▶ **Description of the task**
Records follow. Copy every line with "title".

Collected data

::::

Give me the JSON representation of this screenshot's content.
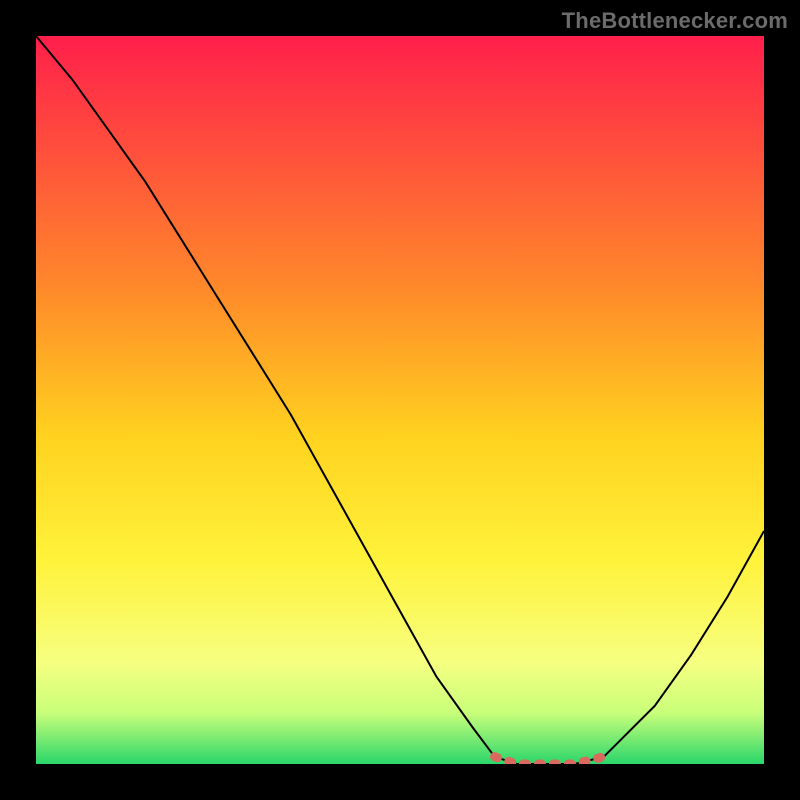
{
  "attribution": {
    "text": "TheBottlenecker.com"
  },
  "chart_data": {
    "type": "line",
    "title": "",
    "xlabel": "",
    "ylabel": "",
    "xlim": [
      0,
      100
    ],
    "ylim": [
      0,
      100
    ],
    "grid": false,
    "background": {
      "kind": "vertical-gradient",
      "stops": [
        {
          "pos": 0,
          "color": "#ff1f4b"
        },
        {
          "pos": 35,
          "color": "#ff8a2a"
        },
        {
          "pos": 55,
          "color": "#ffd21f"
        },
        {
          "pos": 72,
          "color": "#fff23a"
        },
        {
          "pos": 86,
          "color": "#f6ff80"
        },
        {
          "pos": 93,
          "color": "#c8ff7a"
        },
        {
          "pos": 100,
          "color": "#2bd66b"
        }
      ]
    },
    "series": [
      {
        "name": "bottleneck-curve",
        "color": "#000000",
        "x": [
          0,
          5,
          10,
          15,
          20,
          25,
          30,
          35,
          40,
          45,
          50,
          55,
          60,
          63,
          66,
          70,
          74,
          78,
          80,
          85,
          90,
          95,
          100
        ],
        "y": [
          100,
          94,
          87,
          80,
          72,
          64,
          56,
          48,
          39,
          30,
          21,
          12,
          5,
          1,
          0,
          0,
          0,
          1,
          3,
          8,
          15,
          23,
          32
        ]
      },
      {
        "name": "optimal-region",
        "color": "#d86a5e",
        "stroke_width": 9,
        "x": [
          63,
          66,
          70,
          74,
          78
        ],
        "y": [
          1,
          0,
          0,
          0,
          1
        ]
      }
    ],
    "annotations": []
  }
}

::::

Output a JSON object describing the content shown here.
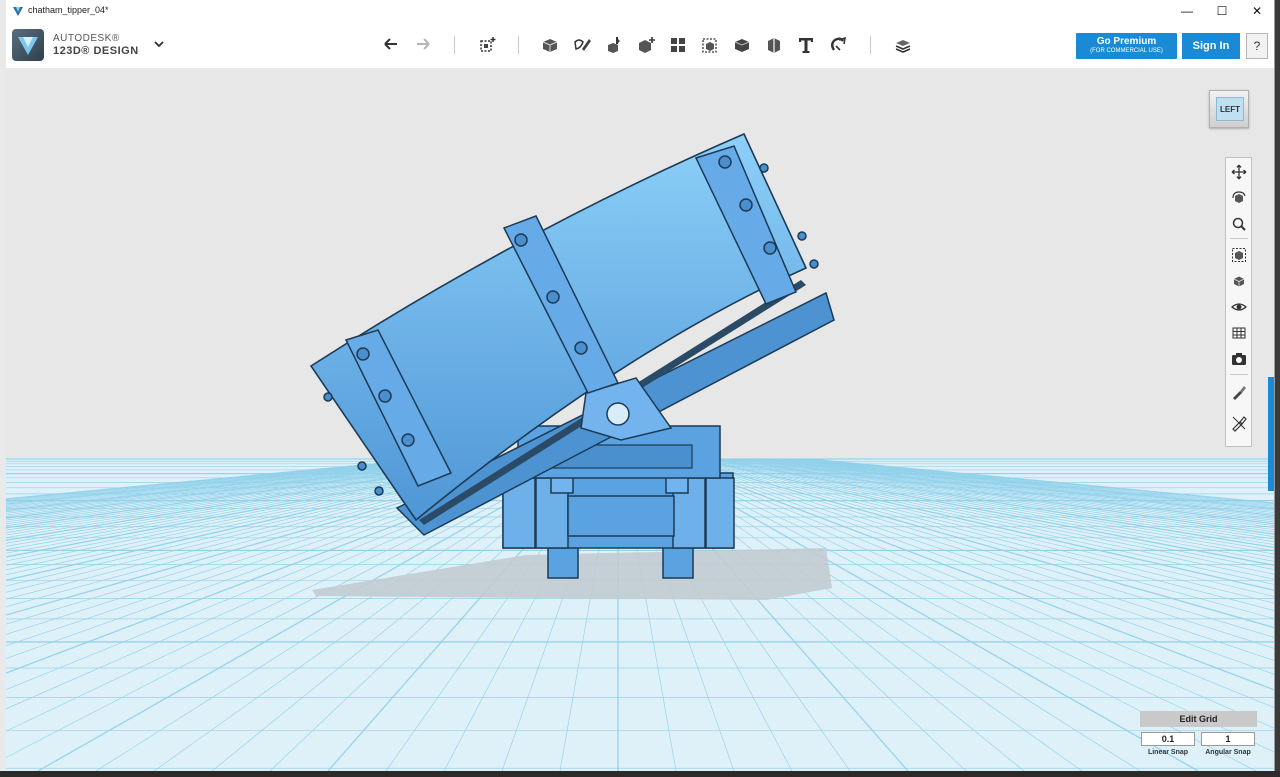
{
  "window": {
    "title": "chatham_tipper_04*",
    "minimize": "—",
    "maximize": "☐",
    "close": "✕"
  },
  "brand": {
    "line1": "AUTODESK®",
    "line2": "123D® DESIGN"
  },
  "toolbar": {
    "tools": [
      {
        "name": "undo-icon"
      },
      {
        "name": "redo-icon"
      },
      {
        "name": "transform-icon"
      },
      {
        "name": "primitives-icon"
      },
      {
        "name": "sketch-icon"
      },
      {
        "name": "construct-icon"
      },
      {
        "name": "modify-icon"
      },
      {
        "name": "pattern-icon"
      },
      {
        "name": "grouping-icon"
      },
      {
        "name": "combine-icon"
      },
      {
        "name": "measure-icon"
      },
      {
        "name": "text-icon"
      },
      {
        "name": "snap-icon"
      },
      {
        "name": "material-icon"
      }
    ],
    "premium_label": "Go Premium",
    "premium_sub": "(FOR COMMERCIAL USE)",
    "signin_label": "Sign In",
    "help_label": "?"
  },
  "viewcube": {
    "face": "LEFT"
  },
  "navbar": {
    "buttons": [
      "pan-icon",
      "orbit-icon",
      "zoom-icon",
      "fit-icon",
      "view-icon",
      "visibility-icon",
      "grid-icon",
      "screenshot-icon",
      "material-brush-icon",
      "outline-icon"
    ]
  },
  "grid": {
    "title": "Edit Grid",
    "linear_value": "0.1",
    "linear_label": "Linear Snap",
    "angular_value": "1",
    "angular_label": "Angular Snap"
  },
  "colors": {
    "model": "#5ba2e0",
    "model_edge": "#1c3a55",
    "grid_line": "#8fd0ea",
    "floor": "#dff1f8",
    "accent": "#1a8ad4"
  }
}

::::

▶ **Worked answer**
    "title": "",
    "title": "chatham_tipper_04*",
    "title": "Edit Grid",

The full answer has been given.